→ **Your instructions**
Each record must be retyped in full. No character may differ.

------------------------------------------------------------------------

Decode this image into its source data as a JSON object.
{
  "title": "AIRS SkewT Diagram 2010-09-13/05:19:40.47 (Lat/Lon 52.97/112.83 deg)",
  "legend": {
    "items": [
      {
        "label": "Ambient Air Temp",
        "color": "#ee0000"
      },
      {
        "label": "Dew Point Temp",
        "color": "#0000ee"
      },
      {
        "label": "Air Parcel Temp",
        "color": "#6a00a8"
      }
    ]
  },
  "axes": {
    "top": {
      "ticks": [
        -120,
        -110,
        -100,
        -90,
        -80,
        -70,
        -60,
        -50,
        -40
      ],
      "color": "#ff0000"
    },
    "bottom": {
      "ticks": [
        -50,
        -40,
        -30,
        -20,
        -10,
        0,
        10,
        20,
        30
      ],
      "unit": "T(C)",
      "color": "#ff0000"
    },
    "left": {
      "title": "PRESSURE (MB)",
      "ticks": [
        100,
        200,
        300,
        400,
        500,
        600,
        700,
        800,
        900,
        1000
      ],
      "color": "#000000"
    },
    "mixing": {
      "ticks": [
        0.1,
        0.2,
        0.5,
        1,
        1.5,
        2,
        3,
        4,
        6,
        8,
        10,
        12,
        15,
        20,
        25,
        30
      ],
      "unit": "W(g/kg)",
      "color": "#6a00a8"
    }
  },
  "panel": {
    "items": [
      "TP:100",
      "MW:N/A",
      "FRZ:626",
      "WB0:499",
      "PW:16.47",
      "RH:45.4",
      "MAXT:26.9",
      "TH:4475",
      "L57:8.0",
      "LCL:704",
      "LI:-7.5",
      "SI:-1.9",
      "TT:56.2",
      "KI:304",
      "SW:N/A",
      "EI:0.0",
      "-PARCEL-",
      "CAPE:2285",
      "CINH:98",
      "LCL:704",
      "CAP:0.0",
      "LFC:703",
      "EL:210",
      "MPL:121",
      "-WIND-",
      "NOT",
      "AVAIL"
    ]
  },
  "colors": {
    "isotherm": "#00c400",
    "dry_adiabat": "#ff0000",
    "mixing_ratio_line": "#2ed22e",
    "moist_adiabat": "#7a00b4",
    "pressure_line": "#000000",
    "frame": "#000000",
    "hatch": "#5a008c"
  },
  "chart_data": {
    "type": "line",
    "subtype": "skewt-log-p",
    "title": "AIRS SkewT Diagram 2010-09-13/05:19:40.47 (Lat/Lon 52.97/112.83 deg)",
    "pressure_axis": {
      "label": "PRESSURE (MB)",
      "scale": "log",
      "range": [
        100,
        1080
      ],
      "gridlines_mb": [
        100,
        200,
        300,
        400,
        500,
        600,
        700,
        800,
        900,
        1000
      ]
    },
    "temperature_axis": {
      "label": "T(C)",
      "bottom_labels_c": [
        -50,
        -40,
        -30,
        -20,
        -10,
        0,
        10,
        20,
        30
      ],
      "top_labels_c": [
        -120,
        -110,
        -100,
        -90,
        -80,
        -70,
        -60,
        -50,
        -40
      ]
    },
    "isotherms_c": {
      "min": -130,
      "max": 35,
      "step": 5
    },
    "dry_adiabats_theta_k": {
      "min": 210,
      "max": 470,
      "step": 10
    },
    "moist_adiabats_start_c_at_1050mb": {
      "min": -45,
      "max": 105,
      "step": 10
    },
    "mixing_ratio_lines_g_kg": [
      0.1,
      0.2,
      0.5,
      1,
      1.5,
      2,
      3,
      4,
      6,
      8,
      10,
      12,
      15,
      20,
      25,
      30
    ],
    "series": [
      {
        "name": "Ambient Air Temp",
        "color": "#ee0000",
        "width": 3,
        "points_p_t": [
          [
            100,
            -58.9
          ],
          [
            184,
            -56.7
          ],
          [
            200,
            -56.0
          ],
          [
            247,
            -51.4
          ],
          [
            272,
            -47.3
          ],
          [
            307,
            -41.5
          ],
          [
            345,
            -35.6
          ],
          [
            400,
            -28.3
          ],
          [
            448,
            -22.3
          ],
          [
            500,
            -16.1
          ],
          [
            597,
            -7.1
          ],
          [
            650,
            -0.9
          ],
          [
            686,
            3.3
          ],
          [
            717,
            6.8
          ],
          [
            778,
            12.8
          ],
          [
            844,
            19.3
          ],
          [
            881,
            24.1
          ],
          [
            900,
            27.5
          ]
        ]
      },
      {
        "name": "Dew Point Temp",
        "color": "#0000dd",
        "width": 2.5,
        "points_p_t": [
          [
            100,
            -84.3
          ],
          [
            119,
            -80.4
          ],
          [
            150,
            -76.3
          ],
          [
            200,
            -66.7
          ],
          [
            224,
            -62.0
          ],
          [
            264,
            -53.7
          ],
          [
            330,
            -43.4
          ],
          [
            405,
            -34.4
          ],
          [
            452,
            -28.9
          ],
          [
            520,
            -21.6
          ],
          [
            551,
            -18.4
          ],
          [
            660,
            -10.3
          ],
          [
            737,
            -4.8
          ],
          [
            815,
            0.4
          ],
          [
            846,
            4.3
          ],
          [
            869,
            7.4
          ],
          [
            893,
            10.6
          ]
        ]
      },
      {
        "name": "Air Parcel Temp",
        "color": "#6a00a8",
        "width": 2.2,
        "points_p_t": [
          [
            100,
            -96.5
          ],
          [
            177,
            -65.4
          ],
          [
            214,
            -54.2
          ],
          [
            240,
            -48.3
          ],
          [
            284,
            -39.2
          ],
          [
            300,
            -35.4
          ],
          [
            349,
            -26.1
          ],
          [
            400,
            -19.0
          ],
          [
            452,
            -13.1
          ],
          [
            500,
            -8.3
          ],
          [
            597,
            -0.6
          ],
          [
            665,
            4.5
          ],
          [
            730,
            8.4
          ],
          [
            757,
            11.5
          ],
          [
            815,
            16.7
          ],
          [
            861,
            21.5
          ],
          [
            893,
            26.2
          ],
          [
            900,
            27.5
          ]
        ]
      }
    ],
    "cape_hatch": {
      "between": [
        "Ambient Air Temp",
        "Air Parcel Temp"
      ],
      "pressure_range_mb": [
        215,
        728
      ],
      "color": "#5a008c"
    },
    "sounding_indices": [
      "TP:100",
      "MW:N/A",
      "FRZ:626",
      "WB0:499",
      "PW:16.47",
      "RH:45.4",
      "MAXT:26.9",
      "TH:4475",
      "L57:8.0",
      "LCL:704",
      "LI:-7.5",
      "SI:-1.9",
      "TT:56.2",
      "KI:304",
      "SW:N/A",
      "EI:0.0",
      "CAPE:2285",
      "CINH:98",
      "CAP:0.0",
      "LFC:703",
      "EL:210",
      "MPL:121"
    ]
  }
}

------------------------------------------------------------------------

→ **Exercise answer**
Decode this image into its source data as a JSON object.
{
  "title": "AIRS SkewT Diagram 2010-09-13/05:19:40.47 (Lat/Lon 52.97/112.83 deg)",
  "legend": {
    "items": [
      {
        "label": "Ambient Air Temp",
        "color": "#ee0000"
      },
      {
        "label": "Dew Point Temp",
        "color": "#0000ee"
      },
      {
        "label": "Air Parcel Temp",
        "color": "#6a00a8"
      }
    ]
  },
  "axes": {
    "top": {
      "ticks": [
        -120,
        -110,
        -100,
        -90,
        -80,
        -70,
        -60,
        -50,
        -40
      ],
      "color": "#ff0000"
    },
    "bottom": {
      "ticks": [
        -50,
        -40,
        -30,
        -20,
        -10,
        0,
        10,
        20,
        30
      ],
      "unit": "T(C)",
      "color": "#ff0000"
    },
    "left": {
      "title": "PRESSURE (MB)",
      "ticks": [
        100,
        200,
        300,
        400,
        500,
        600,
        700,
        800,
        900,
        1000
      ],
      "color": "#000000"
    },
    "mixing": {
      "ticks": [
        0.1,
        0.2,
        0.5,
        1,
        1.5,
        2,
        3,
        4,
        6,
        8,
        10,
        12,
        15,
        20,
        25,
        30
      ],
      "unit": "W(g/kg)",
      "color": "#6a00a8"
    }
  },
  "panel": {
    "items": [
      "TP:100",
      "MW:N/A",
      "FRZ:626",
      "WB0:499",
      "PW:16.47",
      "RH:45.4",
      "MAXT:26.9",
      "TH:4475",
      "L57:8.0",
      "LCL:704",
      "LI:-7.5",
      "SI:-1.9",
      "TT:56.2",
      "KI:304",
      "SW:N/A",
      "EI:0.0",
      "-PARCEL-",
      "CAPE:2285",
      "CINH:98",
      "LCL:704",
      "CAP:0.0",
      "LFC:703",
      "EL:210",
      "MPL:121",
      "-WIND-",
      "NOT",
      "AVAIL"
    ]
  },
  "colors": {
    "isotherm": "#00c400",
    "dry_adiabat": "#ff0000",
    "mixing_ratio_line": "#2ed22e",
    "moist_adiabat": "#7a00b4",
    "pressure_line": "#000000",
    "frame": "#000000",
    "hatch": "#5a008c"
  },
  "chart_data": {
    "type": "line",
    "subtype": "skewt-log-p",
    "title": "AIRS SkewT Diagram 2010-09-13/05:19:40.47 (Lat/Lon 52.97/112.83 deg)",
    "pressure_axis": {
      "label": "PRESSURE (MB)",
      "scale": "log",
      "range": [
        100,
        1080
      ],
      "gridlines_mb": [
        100,
        200,
        300,
        400,
        500,
        600,
        700,
        800,
        900,
        1000
      ]
    },
    "temperature_axis": {
      "label": "T(C)",
      "bottom_labels_c": [
        -50,
        -40,
        -30,
        -20,
        -10,
        0,
        10,
        20,
        30
      ],
      "top_labels_c": [
        -120,
        -110,
        -100,
        -90,
        -80,
        -70,
        -60,
        -50,
        -40
      ]
    },
    "isotherms_c": {
      "min": -130,
      "max": 35,
      "step": 5
    },
    "dry_adiabats_theta_k": {
      "min": 210,
      "max": 470,
      "step": 10
    },
    "moist_adiabats_start_c_at_1050mb": {
      "min": -45,
      "max": 105,
      "step": 10
    },
    "mixing_ratio_lines_g_kg": [
      0.1,
      0.2,
      0.5,
      1,
      1.5,
      2,
      3,
      4,
      6,
      8,
      10,
      12,
      15,
      20,
      25,
      30
    ],
    "series": [
      {
        "name": "Ambient Air Temp",
        "color": "#ee0000",
        "width": 3,
        "points_p_t": [
          [
            100,
            -58.9
          ],
          [
            184,
            -56.7
          ],
          [
            200,
            -56.0
          ],
          [
            247,
            -51.4
          ],
          [
            272,
            -47.3
          ],
          [
            307,
            -41.5
          ],
          [
            345,
            -35.6
          ],
          [
            400,
            -28.3
          ],
          [
            448,
            -22.3
          ],
          [
            500,
            -16.1
          ],
          [
            597,
            -7.1
          ],
          [
            650,
            -0.9
          ],
          [
            686,
            3.3
          ],
          [
            717,
            6.8
          ],
          [
            778,
            12.8
          ],
          [
            844,
            19.3
          ],
          [
            881,
            24.1
          ],
          [
            900,
            27.5
          ]
        ]
      },
      {
        "name": "Dew Point Temp",
        "color": "#0000dd",
        "width": 2.5,
        "points_p_t": [
          [
            100,
            -84.3
          ],
          [
            119,
            -80.4
          ],
          [
            150,
            -76.3
          ],
          [
            200,
            -66.7
          ],
          [
            224,
            -62.0
          ],
          [
            264,
            -53.7
          ],
          [
            330,
            -43.4
          ],
          [
            405,
            -34.4
          ],
          [
            452,
            -28.9
          ],
          [
            520,
            -21.6
          ],
          [
            551,
            -18.4
          ],
          [
            660,
            -10.3
          ],
          [
            737,
            -4.8
          ],
          [
            815,
            0.4
          ],
          [
            846,
            4.3
          ],
          [
            869,
            7.4
          ],
          [
            893,
            10.6
          ]
        ]
      },
      {
        "name": "Air Parcel Temp",
        "color": "#6a00a8",
        "width": 2.2,
        "points_p_t": [
          [
            100,
            -96.5
          ],
          [
            177,
            -65.4
          ],
          [
            214,
            -54.2
          ],
          [
            240,
            -48.3
          ],
          [
            284,
            -39.2
          ],
          [
            300,
            -35.4
          ],
          [
            349,
            -26.1
          ],
          [
            400,
            -19.0
          ],
          [
            452,
            -13.1
          ],
          [
            500,
            -8.3
          ],
          [
            597,
            -0.6
          ],
          [
            665,
            4.5
          ],
          [
            730,
            8.4
          ],
          [
            757,
            11.5
          ],
          [
            815,
            16.7
          ],
          [
            861,
            21.5
          ],
          [
            893,
            26.2
          ],
          [
            900,
            27.5
          ]
        ]
      }
    ],
    "cape_hatch": {
      "between": [
        "Ambient Air Temp",
        "Air Parcel Temp"
      ],
      "pressure_range_mb": [
        215,
        728
      ],
      "color": "#5a008c"
    },
    "sounding_indices": [
      "TP:100",
      "MW:N/A",
      "FRZ:626",
      "WB0:499",
      "PW:16.47",
      "RH:45.4",
      "MAXT:26.9",
      "TH:4475",
      "L57:8.0",
      "LCL:704",
      "LI:-7.5",
      "SI:-1.9",
      "TT:56.2",
      "KI:304",
      "SW:N/A",
      "EI:0.0",
      "CAPE:2285",
      "CINH:98",
      "CAP:0.0",
      "LFC:703",
      "EL:210",
      "MPL:121"
    ]
  }
}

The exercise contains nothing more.